→ EXERCISE DESCRIPTION
Filter the records for lines holding the string "Concentration".
---------- DATA TO USE ----------
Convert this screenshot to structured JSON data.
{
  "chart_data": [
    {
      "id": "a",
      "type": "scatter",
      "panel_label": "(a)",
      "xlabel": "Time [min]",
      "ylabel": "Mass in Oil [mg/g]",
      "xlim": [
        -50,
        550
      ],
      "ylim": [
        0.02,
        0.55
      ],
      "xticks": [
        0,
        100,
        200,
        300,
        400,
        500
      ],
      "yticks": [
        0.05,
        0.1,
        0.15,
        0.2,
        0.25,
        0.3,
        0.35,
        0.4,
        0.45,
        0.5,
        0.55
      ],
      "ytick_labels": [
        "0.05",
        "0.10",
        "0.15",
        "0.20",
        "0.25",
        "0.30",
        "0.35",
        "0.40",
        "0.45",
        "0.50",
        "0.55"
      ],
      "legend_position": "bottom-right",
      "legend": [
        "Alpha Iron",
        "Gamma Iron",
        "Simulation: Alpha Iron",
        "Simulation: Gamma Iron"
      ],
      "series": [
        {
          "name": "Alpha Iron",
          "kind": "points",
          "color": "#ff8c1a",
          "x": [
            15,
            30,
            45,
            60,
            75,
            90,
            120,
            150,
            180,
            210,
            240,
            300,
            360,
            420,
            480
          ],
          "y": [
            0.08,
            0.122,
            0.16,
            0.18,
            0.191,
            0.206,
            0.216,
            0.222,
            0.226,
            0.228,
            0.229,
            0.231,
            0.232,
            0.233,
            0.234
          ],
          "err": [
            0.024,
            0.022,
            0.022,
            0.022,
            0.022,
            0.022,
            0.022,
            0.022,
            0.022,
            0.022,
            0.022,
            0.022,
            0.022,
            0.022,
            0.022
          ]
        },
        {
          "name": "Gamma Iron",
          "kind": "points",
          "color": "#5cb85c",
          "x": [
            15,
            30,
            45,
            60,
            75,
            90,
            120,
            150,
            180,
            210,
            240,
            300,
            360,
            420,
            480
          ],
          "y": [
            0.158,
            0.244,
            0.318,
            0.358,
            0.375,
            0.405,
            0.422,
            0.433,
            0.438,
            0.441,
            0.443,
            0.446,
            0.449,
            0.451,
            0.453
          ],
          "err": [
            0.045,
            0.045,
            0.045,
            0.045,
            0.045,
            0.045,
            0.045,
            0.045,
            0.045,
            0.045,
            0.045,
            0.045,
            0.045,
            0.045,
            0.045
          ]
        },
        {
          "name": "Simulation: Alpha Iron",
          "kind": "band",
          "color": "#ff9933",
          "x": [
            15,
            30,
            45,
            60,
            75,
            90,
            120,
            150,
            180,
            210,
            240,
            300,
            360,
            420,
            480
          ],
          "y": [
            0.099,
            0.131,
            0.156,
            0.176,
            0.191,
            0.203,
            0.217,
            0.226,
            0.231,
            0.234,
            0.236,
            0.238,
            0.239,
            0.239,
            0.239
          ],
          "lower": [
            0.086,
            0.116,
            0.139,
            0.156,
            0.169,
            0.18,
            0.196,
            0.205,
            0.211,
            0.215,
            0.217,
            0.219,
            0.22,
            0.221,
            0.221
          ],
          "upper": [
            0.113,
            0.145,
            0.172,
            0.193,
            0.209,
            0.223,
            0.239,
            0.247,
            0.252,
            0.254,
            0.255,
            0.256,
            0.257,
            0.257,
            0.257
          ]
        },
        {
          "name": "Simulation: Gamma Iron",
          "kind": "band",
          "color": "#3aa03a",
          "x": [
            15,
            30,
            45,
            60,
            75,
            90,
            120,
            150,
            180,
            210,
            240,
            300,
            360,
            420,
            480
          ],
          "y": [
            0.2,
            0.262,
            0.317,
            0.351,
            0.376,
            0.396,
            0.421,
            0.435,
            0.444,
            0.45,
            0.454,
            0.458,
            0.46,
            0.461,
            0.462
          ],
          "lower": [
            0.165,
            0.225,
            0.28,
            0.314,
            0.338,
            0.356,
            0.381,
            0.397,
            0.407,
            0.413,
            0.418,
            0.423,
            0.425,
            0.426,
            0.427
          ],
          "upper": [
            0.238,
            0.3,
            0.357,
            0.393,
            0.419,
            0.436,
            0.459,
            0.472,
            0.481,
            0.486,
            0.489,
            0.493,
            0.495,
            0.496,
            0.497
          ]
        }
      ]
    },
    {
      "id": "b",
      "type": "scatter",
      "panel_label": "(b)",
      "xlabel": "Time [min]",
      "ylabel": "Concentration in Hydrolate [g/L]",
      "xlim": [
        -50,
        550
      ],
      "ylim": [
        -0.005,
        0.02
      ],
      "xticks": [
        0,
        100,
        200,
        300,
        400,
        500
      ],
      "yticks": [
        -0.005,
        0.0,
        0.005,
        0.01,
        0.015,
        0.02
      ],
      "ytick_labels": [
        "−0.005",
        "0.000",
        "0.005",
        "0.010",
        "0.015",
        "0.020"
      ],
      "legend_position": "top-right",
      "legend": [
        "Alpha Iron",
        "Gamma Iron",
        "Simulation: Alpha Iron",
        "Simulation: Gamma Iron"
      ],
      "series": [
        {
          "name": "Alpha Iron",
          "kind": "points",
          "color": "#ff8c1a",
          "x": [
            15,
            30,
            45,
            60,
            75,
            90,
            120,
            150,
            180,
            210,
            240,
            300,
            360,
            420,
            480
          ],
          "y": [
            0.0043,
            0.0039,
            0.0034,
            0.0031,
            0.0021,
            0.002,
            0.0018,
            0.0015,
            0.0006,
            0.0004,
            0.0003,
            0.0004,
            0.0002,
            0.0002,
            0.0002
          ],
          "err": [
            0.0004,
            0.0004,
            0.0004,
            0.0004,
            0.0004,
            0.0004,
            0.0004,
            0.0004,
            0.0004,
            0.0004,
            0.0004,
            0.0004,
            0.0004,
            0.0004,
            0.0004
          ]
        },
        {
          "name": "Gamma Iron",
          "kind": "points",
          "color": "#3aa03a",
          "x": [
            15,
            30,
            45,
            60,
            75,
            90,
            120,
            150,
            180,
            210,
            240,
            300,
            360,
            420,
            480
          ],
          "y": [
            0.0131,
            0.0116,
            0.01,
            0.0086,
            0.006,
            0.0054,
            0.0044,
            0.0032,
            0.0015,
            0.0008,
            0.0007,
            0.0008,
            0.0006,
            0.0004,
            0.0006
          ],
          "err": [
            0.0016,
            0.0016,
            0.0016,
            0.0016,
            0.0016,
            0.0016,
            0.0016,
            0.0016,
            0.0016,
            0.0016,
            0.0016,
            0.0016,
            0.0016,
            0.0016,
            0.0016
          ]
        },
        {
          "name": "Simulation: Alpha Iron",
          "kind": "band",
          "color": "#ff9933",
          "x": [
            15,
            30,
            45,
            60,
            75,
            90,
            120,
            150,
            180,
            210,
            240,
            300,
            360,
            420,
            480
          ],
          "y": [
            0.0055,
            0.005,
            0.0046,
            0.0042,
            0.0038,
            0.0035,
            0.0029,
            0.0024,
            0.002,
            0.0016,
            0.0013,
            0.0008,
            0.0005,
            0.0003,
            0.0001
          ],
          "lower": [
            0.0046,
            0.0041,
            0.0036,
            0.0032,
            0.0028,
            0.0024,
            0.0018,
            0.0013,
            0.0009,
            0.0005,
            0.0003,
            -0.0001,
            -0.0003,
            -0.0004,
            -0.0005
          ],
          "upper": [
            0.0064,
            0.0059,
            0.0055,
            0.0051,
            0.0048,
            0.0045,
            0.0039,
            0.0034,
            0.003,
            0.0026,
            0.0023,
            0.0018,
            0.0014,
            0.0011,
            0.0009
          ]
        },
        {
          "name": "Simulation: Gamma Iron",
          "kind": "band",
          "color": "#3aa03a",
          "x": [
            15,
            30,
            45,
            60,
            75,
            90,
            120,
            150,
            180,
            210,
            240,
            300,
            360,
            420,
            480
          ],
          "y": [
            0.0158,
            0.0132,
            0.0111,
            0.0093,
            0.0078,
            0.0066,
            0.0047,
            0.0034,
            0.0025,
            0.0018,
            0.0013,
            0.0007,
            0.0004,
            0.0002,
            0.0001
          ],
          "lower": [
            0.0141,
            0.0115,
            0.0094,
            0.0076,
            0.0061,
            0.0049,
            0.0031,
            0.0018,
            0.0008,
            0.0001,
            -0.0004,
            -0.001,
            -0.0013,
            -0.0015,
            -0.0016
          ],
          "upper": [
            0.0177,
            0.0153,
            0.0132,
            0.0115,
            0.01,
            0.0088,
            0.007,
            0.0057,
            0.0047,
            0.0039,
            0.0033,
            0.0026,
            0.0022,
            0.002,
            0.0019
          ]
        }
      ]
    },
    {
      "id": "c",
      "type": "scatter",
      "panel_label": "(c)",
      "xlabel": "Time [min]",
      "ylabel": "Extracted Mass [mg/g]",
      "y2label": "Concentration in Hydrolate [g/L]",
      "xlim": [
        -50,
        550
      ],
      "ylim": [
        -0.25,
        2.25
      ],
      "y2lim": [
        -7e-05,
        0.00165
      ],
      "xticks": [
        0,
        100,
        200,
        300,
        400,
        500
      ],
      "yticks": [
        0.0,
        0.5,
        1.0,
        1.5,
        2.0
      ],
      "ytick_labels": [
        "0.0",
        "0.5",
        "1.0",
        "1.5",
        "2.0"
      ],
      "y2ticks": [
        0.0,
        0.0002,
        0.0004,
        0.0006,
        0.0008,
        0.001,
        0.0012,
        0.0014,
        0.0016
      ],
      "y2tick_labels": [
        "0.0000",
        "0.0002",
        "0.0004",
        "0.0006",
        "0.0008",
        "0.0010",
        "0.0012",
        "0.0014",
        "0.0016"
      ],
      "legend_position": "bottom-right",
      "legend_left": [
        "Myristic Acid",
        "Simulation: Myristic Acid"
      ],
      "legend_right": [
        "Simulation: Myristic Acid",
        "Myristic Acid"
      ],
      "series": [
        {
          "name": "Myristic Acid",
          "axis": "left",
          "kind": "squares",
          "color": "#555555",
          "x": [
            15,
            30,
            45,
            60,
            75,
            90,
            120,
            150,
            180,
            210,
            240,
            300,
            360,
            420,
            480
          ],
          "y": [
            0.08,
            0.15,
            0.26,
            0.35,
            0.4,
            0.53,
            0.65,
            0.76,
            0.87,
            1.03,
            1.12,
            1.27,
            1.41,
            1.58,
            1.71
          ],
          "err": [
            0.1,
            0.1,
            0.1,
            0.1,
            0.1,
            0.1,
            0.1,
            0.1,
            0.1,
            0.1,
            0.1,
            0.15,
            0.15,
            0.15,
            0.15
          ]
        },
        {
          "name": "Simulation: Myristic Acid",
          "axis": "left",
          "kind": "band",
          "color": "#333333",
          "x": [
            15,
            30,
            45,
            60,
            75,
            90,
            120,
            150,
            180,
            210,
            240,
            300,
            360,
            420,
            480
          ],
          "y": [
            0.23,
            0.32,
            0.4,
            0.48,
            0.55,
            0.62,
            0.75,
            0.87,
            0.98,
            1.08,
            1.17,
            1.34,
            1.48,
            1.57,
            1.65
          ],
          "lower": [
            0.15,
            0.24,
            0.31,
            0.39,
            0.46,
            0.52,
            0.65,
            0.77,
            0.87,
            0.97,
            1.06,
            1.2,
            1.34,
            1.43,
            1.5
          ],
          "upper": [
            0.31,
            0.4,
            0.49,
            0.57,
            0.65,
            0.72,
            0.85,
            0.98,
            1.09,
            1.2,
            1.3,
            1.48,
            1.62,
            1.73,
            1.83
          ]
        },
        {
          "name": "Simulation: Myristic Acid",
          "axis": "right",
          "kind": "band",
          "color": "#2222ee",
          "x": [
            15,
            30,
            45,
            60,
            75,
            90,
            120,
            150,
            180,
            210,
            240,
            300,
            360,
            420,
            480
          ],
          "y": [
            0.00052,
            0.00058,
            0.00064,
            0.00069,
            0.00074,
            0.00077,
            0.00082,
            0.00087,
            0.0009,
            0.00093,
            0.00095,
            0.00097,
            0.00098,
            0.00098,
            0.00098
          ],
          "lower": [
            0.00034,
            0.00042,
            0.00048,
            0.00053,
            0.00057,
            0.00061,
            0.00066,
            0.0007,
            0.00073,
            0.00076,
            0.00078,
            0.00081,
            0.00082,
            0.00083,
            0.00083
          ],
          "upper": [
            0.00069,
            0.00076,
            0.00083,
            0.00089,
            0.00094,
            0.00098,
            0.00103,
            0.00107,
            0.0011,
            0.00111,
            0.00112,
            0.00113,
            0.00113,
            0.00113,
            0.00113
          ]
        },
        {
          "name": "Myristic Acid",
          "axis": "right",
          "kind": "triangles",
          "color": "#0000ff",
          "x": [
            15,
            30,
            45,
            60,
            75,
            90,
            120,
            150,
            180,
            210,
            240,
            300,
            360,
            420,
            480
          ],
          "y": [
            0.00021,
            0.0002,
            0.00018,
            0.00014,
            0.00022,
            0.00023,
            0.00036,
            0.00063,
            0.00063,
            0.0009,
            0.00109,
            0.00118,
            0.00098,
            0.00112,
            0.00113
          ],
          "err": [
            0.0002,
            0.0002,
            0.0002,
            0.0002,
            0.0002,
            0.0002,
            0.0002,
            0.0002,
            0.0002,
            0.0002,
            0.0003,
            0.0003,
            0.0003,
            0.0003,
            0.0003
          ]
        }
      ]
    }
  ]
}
----------
→ THE REPLY
      "ylabel": "Concentration in Hydrolate [g/L]",
      "y2label": "Concentration in Hydrolate [g/L]",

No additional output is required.